Task objective: Show every line that has the string "Price" in it.

Data:
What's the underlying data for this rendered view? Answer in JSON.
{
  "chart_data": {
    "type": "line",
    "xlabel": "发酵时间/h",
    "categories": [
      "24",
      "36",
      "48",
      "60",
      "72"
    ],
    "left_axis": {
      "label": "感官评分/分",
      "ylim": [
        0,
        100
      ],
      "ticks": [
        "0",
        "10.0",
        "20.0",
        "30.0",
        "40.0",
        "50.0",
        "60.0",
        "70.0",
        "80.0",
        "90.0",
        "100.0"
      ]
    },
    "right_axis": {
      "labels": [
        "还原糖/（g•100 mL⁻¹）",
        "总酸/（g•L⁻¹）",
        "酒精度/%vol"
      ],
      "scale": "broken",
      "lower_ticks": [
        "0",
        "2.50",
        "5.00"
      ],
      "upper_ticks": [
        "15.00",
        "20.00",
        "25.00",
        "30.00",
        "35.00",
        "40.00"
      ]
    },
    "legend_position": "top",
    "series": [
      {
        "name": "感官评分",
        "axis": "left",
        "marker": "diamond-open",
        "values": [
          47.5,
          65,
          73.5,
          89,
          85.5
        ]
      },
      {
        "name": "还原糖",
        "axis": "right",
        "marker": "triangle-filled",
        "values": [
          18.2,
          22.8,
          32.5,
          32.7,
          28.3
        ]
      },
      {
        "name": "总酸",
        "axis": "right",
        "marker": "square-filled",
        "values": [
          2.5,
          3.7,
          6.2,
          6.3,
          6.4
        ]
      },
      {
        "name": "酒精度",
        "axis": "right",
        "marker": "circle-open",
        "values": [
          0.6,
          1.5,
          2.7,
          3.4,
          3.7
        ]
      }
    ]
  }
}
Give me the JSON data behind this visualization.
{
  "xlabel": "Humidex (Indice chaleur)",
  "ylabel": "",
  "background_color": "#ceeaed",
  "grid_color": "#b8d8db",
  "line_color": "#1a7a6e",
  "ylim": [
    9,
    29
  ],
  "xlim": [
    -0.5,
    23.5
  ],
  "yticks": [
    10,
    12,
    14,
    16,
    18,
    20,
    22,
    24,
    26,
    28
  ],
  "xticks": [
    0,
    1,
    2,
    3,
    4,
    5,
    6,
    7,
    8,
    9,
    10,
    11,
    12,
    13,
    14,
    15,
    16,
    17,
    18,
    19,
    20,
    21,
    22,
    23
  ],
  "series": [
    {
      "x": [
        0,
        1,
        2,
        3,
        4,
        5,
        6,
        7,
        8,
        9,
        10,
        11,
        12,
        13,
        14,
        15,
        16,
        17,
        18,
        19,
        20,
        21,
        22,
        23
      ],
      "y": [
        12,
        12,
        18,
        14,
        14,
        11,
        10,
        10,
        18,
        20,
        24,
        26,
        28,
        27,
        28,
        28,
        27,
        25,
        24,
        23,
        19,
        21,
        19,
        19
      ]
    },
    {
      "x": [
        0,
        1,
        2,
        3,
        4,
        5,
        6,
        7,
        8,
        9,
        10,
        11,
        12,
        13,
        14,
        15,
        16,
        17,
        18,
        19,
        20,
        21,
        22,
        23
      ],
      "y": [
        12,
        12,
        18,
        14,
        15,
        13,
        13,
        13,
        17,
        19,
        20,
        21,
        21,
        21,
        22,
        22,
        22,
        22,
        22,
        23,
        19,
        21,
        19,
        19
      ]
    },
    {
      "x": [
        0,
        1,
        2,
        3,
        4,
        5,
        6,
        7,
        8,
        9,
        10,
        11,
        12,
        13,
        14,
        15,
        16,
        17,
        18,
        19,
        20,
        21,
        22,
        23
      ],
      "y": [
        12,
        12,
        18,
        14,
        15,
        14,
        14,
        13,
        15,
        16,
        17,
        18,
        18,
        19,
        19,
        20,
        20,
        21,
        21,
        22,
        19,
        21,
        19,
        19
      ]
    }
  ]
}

--

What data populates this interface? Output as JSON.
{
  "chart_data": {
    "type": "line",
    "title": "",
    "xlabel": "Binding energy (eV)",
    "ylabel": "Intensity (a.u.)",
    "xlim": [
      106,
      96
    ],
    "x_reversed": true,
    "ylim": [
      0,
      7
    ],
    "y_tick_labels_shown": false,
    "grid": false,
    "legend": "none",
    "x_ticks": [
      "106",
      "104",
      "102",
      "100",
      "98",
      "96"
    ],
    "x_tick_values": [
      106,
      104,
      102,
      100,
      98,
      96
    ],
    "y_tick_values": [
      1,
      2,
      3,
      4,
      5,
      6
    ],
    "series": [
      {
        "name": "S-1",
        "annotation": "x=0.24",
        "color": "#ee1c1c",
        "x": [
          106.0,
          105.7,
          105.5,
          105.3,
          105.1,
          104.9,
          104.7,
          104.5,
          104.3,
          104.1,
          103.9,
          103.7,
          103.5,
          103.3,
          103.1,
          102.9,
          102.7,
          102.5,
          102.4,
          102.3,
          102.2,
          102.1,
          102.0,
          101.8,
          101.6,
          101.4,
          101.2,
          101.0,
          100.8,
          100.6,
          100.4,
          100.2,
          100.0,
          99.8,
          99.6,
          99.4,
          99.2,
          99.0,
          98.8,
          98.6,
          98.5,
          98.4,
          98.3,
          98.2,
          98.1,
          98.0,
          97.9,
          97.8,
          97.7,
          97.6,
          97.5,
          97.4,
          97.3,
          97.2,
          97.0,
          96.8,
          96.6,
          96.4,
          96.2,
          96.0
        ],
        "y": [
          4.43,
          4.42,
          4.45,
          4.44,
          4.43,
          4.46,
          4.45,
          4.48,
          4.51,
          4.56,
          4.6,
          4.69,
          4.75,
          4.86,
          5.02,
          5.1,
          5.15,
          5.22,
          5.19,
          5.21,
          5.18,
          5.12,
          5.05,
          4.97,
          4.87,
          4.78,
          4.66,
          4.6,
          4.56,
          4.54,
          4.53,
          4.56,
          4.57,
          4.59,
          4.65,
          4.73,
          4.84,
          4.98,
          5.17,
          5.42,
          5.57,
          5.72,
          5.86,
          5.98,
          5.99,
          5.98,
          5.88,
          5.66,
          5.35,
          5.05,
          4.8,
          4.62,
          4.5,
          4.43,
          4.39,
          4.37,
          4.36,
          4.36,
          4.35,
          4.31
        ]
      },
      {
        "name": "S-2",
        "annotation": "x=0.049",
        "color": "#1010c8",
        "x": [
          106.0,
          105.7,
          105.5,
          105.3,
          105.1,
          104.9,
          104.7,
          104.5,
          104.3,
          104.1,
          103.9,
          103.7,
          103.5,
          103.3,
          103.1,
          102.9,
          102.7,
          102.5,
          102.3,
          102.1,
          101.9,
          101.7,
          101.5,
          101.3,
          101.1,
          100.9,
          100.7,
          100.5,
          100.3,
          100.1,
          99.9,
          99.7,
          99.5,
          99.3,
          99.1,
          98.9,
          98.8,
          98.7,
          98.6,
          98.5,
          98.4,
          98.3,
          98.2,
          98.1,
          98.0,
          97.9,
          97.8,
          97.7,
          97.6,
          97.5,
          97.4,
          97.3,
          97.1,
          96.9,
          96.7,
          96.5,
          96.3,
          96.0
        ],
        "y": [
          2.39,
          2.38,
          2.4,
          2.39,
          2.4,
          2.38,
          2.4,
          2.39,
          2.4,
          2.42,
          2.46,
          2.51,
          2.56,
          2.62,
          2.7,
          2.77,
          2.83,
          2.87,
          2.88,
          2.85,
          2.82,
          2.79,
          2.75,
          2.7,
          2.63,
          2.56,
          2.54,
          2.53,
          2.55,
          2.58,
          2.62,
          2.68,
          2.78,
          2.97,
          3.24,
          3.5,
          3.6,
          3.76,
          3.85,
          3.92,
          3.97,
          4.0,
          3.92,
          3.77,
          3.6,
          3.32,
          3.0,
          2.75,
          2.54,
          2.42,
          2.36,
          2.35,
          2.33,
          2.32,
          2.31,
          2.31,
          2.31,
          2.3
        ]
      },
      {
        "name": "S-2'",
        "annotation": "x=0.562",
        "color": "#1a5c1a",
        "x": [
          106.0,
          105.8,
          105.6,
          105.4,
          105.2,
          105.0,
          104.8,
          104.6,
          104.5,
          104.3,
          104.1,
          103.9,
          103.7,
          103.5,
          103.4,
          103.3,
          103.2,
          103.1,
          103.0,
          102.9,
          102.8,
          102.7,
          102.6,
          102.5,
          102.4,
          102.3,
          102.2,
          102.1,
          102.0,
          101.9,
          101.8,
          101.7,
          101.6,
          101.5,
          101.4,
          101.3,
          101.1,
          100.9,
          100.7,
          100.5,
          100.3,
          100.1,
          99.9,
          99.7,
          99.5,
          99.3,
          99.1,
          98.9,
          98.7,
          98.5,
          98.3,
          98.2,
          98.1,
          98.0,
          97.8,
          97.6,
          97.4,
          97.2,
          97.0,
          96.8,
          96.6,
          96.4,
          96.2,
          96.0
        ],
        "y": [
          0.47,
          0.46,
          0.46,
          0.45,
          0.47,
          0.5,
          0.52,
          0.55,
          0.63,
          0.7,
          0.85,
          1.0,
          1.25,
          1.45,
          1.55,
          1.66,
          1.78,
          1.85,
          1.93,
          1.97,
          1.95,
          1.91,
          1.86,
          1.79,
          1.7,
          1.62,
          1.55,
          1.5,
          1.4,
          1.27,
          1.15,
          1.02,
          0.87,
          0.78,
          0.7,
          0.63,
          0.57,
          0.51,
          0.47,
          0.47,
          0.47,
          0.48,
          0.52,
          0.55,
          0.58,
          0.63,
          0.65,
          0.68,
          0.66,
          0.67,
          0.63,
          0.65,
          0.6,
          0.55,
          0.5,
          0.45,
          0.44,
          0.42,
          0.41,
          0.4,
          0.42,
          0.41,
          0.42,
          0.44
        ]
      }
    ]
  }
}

* * *

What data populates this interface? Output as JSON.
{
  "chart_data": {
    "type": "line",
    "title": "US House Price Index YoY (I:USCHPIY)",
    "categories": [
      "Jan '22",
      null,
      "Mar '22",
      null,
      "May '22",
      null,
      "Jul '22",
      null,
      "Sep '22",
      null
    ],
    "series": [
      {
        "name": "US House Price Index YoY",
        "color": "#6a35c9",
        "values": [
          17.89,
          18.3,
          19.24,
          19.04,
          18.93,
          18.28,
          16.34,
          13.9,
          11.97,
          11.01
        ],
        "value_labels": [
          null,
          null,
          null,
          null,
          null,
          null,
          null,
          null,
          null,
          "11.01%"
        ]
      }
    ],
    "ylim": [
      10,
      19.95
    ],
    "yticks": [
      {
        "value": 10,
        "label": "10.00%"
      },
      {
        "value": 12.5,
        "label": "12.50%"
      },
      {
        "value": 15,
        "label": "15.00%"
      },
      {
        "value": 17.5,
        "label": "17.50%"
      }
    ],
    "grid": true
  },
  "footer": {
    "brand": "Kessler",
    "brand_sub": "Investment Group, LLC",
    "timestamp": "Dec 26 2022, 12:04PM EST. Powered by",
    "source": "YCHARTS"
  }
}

Written reply:
    "title": "US House Price Index YoY (I:USCHPIY)",
        "name": "US House Price Index YoY",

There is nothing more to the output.